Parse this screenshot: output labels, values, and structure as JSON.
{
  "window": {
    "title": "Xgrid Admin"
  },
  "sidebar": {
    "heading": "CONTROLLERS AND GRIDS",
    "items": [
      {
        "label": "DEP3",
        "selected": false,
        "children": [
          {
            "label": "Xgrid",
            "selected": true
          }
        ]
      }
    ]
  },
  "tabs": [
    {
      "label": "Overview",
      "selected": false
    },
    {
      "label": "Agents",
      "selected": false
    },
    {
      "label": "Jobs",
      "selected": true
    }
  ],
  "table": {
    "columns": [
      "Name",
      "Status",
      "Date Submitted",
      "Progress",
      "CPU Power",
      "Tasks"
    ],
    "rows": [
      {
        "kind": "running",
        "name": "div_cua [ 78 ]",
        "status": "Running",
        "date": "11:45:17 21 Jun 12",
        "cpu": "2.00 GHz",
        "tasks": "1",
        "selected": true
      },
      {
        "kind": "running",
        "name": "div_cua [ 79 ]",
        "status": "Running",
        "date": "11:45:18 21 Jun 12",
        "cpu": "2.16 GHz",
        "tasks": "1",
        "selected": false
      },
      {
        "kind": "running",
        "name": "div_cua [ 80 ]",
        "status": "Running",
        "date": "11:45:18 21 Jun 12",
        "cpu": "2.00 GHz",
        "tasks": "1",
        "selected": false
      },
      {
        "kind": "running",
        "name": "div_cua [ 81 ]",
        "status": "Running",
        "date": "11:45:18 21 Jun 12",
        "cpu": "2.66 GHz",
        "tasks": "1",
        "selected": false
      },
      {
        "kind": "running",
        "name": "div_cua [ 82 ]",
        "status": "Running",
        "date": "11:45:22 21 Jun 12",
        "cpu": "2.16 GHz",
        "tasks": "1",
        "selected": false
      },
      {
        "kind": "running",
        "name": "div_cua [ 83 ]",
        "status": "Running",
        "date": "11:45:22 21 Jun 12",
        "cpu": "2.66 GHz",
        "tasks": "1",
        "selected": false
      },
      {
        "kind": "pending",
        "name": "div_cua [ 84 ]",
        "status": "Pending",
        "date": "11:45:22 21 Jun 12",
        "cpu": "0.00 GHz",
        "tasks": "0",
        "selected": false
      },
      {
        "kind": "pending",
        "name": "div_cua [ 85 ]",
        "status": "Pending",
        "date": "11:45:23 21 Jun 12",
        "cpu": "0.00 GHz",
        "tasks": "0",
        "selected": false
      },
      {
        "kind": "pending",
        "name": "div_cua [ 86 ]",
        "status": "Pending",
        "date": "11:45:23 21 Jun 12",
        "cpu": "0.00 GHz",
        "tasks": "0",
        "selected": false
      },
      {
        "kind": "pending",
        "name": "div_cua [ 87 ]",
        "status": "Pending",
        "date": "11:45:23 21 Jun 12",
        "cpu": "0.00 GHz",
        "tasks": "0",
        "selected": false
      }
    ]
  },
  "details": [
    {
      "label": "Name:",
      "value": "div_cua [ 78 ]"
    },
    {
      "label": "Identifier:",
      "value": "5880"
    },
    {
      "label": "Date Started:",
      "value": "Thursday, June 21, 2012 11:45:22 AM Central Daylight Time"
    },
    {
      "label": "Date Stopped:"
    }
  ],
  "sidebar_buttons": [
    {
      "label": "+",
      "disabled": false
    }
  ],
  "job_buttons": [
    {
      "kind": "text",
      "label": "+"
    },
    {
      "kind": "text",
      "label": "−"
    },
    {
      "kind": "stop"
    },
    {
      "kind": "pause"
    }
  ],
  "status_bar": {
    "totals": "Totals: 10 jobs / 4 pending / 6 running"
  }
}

What to work on -
Without changing a word, restate the whole listing.

Worked answer -
Parse this screenshot: output labels, values, and structure as JSON.
{
  "window": {
    "title": "Xgrid Admin"
  },
  "sidebar": {
    "heading": "CONTROLLERS AND GRIDS",
    "items": [
      {
        "label": "DEP3",
        "selected": false,
        "children": [
          {
            "label": "Xgrid",
            "selected": true
          }
        ]
      }
    ]
  },
  "tabs": [
    {
      "label": "Overview",
      "selected": false
    },
    {
      "label": "Agents",
      "selected": false
    },
    {
      "label": "Jobs",
      "selected": true
    }
  ],
  "table": {
    "columns": [
      "Name",
      "Status",
      "Date Submitted",
      "Progress",
      "CPU Power",
      "Tasks"
    ],
    "rows": [
      {
        "kind": "running",
        "name": "div_cua [ 78 ]",
        "status": "Running",
        "date": "11:45:17 21 Jun 12",
        "cpu": "2.00 GHz",
        "tasks": "1",
        "selected": true
      },
      {
        "kind": "running",
        "name": "div_cua [ 79 ]",
        "status": "Running",
        "date": "11:45:18 21 Jun 12",
        "cpu": "2.16 GHz",
        "tasks": "1",
        "selected": false
      },
      {
        "kind": "running",
        "name": "div_cua [ 80 ]",
        "status": "Running",
        "date": "11:45:18 21 Jun 12",
        "cpu": "2.00 GHz",
        "tasks": "1",
        "selected": false
      },
      {
        "kind": "running",
        "name": "div_cua [ 81 ]",
        "status": "Running",
        "date": "11:45:18 21 Jun 12",
        "cpu": "2.66 GHz",
        "tasks": "1",
        "selected": false
      },
      {
        "kind": "running",
        "name": "div_cua [ 82 ]",
        "status": "Running",
        "date": "11:45:22 21 Jun 12",
        "cpu": "2.16 GHz",
        "tasks": "1",
        "selected": false
      },
      {
        "kind": "running",
        "name": "div_cua [ 83 ]",
        "status": "Running",
        "date": "11:45:22 21 Jun 12",
        "cpu": "2.66 GHz",
        "tasks": "1",
        "selected": false
      },
      {
        "kind": "pending",
        "name": "div_cua [ 84 ]",
        "status": "Pending",
        "date": "11:45:22 21 Jun 12",
        "cpu": "0.00 GHz",
        "tasks": "0",
        "selected": false
      },
      {
        "kind": "pending",
        "name": "div_cua [ 85 ]",
        "status": "Pending",
        "date": "11:45:23 21 Jun 12",
        "cpu": "0.00 GHz",
        "tasks": "0",
        "selected": false
      },
      {
        "kind": "pending",
        "name": "div_cua [ 86 ]",
        "status": "Pending",
        "date": "11:45:23 21 Jun 12",
        "cpu": "0.00 GHz",
        "tasks": "0",
        "selected": false
      },
      {
        "kind": "pending",
        "name": "div_cua [ 87 ]",
        "status": "Pending",
        "date": "11:45:23 21 Jun 12",
        "cpu": "0.00 GHz",
        "tasks": "0",
        "selected": false
      }
    ]
  },
  "details": [
    {
      "label": "Name:",
      "value": "div_cua [ 78 ]"
    },
    {
      "label": "Identifier:",
      "value": "5880"
    },
    {
      "label": "Date Started:",
      "value": "Thursday, June 21, 2012 11:45:22 AM Central Daylight Time"
    },
    {
      "label": "Date Stopped:"
    }
  ],
  "sidebar_buttons": [
    {
      "label": "+",
      "disabled": false
    }
  ],
  "job_buttons": [
    {
      "kind": "text",
      "label": "+"
    },
    {
      "kind": "text",
      "label": "−"
    },
    {
      "kind": "stop"
    },
    {
      "kind": "pause"
    }
  ],
  "status_bar": {
    "totals": "Totals: 10 jobs / 4 pending / 6 running"
  }
}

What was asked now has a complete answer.